Given request:
From the material below, list every line containing "Luminous".

Data for processing:
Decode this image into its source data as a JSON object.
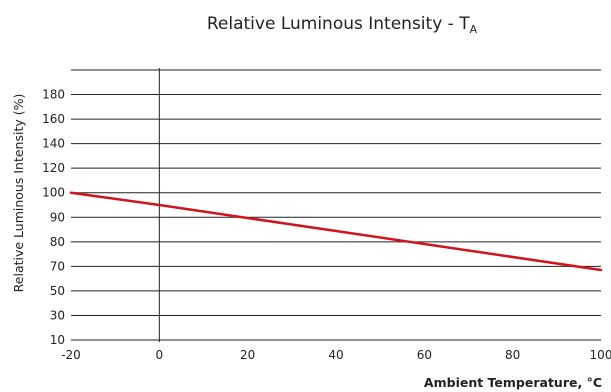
{
  "chart_data": {
    "type": "line",
    "title": "Relative Luminous Intensity - T",
    "title_subscript": "A",
    "xlabel": "Ambient Temperature, °C",
    "ylabel": "Relative Luminous Intensity (%)",
    "x_ticks": [
      -20,
      0,
      20,
      40,
      60,
      80,
      100
    ],
    "x_tick_labels": [
      "-20",
      "0",
      "20",
      "40",
      "60",
      "80",
      "100"
    ],
    "y_tick_labels": [
      "10",
      "30",
      "50",
      "70",
      "80",
      "90",
      "100",
      "120",
      "140",
      "160",
      "180"
    ],
    "xlim": [
      -20,
      100
    ],
    "vertical_reference_x": 0,
    "grid": "horizontal",
    "series": [
      {
        "color": "#d0141c",
        "x": [
          -20,
          0,
          100
        ],
        "y": [
          100,
          95,
          67
        ]
      }
    ]
  }
}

Reply:
    "title": "Relative Luminous Intensity - T",
    "ylabel": "Relative Luminous Intensity (%)",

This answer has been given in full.